What is being asked =
Read the records and write them out again exactly.
═════ Data in this exercise ═════
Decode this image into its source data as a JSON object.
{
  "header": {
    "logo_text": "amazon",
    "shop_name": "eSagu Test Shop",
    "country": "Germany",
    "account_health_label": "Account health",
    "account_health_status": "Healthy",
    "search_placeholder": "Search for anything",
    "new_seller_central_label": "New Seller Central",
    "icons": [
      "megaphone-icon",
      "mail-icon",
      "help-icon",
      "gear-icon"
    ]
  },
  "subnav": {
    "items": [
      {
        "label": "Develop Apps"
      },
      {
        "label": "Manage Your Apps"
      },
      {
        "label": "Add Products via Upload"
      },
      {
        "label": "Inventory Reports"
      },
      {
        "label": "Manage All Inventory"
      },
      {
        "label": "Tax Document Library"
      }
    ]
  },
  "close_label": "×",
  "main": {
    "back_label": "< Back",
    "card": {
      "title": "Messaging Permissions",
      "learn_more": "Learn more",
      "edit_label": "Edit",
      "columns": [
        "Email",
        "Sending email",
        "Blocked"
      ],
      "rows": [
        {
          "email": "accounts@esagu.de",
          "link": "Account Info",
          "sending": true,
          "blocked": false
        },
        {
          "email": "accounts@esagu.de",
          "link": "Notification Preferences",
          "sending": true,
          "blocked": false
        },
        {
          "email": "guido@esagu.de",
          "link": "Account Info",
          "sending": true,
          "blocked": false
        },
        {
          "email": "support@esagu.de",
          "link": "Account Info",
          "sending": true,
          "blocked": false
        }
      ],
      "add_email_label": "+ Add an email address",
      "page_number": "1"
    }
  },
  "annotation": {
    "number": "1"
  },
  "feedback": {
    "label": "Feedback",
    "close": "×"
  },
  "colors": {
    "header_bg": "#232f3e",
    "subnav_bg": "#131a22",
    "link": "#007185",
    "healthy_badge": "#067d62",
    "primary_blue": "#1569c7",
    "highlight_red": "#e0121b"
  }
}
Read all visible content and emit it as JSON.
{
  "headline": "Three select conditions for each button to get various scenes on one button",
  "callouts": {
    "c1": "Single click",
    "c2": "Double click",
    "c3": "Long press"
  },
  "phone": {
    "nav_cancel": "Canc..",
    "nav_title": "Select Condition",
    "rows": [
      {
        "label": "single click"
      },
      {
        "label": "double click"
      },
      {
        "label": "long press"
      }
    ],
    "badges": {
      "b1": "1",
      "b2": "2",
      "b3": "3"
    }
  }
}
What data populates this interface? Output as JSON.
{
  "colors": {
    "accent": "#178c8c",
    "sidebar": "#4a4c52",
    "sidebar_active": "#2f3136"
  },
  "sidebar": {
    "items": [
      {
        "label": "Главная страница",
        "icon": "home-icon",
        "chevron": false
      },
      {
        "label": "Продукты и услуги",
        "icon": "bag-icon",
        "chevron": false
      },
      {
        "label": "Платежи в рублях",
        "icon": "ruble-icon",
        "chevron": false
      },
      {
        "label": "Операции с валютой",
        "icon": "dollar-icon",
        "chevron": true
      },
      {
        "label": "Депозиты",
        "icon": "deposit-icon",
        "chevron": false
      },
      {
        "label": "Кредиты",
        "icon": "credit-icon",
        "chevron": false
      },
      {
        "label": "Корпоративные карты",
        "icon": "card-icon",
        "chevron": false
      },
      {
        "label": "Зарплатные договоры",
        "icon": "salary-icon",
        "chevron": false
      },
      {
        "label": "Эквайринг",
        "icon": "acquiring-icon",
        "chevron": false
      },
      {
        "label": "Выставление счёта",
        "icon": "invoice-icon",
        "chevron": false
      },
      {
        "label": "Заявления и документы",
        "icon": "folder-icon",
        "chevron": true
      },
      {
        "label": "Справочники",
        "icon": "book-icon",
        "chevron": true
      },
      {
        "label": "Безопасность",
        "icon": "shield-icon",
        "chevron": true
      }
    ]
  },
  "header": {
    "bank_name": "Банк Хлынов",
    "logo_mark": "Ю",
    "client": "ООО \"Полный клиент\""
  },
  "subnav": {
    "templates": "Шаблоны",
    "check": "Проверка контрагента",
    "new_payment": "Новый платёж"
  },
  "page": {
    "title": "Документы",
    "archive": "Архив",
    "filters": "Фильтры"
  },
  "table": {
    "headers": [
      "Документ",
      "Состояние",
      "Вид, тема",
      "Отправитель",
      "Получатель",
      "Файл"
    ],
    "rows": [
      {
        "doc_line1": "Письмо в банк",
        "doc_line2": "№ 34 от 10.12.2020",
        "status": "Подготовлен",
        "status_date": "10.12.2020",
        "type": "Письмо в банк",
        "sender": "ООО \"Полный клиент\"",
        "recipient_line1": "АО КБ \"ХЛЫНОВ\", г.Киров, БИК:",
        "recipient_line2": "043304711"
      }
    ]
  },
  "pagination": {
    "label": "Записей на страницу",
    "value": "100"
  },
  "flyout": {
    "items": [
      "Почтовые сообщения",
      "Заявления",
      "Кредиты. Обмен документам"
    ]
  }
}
═════
In response =
Decode this image into its source data as a JSON object.
{
  "header": {
    "logo_text": "amazon",
    "shop_name": "eSagu Test Shop",
    "country": "Germany",
    "account_health_label": "Account health",
    "account_health_status": "Healthy",
    "search_placeholder": "Search for anything",
    "new_seller_central_label": "New Seller Central",
    "icons": [
      "megaphone-icon",
      "mail-icon",
      "help-icon",
      "gear-icon"
    ]
  },
  "subnav": {
    "items": [
      {
        "label": "Develop Apps"
      },
      {
        "label": "Manage Your Apps"
      },
      {
        "label": "Add Products via Upload"
      },
      {
        "label": "Inventory Reports"
      },
      {
        "label": "Manage All Inventory"
      },
      {
        "label": "Tax Document Library"
      }
    ]
  },
  "close_label": "×",
  "main": {
    "back_label": "< Back",
    "card": {
      "title": "Messaging Permissions",
      "learn_more": "Learn more",
      "edit_label": "Edit",
      "columns": [
        "Email",
        "Sending email",
        "Blocked"
      ],
      "rows": [
        {
          "email": "accounts@esagu.de",
          "link": "Account Info",
          "sending": true,
          "blocked": false
        },
        {
          "email": "accounts@esagu.de",
          "link": "Notification Preferences",
          "sending": true,
          "blocked": false
        },
        {
          "email": "guido@esagu.de",
          "link": "Account Info",
          "sending": true,
          "blocked": false
        },
        {
          "email": "support@esagu.de",
          "link": "Account Info",
          "sending": true,
          "blocked": false
        }
      ],
      "add_email_label": "+ Add an email address",
      "page_number": "1"
    }
  },
  "annotation": {
    "number": "1"
  },
  "feedback": {
    "label": "Feedback",
    "close": "×"
  },
  "colors": {
    "header_bg": "#232f3e",
    "subnav_bg": "#131a22",
    "link": "#007185",
    "healthy_badge": "#067d62",
    "primary_blue": "#1569c7",
    "highlight_red": "#e0121b"
  }
}
Read all visible content and emit it as JSON.
{
  "headline": "Three select conditions for each button to get various scenes on one button",
  "callouts": {
    "c1": "Single click",
    "c2": "Double click",
    "c3": "Long press"
  },
  "phone": {
    "nav_cancel": "Canc..",
    "nav_title": "Select Condition",
    "rows": [
      {
        "label": "single click"
      },
      {
        "label": "double click"
      },
      {
        "label": "long press"
      }
    ],
    "badges": {
      "b1": "1",
      "b2": "2",
      "b3": "3"
    }
  }
}
What data populates this interface? Output as JSON.
{
  "colors": {
    "accent": "#178c8c",
    "sidebar": "#4a4c52",
    "sidebar_active": "#2f3136"
  },
  "sidebar": {
    "items": [
      {
        "label": "Главная страница",
        "icon": "home-icon",
        "chevron": false
      },
      {
        "label": "Продукты и услуги",
        "icon": "bag-icon",
        "chevron": false
      },
      {
        "label": "Платежи в рублях",
        "icon": "ruble-icon",
        "chevron": false
      },
      {
        "label": "Операции с валютой",
        "icon": "dollar-icon",
        "chevron": true
      },
      {
        "label": "Депозиты",
        "icon": "deposit-icon",
        "chevron": false
      },
      {
        "label": "Кредиты",
        "icon": "credit-icon",
        "chevron": false
      },
      {
        "label": "Корпоративные карты",
        "icon": "card-icon",
        "chevron": false
      },
      {
        "label": "Зарплатные договоры",
        "icon": "salary-icon",
        "chevron": false
      },
      {
        "label": "Эквайринг",
        "icon": "acquiring-icon",
        "chevron": false
      },
      {
        "label": "Выставление счёта",
        "icon": "invoice-icon",
        "chevron": false
      },
      {
        "label": "Заявления и документы",
        "icon": "folder-icon",
        "chevron": true
      },
      {
        "label": "Справочники",
        "icon": "book-icon",
        "chevron": true
      },
      {
        "label": "Безопасность",
        "icon": "shield-icon",
        "chevron": true
      }
    ]
  },
  "header": {
    "bank_name": "Банк Хлынов",
    "logo_mark": "Ю",
    "client": "ООО \"Полный клиент\""
  },
  "subnav": {
    "templates": "Шаблоны",
    "check": "Проверка контрагента",
    "new_payment": "Новый платёж"
  },
  "page": {
    "title": "Документы",
    "archive": "Архив",
    "filters": "Фильтры"
  },
  "table": {
    "headers": [
      "Документ",
      "Состояние",
      "Вид, тема",
      "Отправитель",
      "Получатель",
      "Файл"
    ],
    "rows": [
      {
        "doc_line1": "Письмо в банк",
        "doc_line2": "№ 34 от 10.12.2020",
        "status": "Подготовлен",
        "status_date": "10.12.2020",
        "type": "Письмо в банк",
        "sender": "ООО \"Полный клиент\"",
        "recipient_line1": "АО КБ \"ХЛЫНОВ\", г.Киров, БИК:",
        "recipient_line2": "043304711"
      }
    ]
  },
  "pagination": {
    "label": "Записей на страницу",
    "value": "100"
  },
  "flyout": {
    "items": [
      "Почтовые сообщения",
      "Заявления",
      "Кредиты. Обмен документам"
    ]
  }
}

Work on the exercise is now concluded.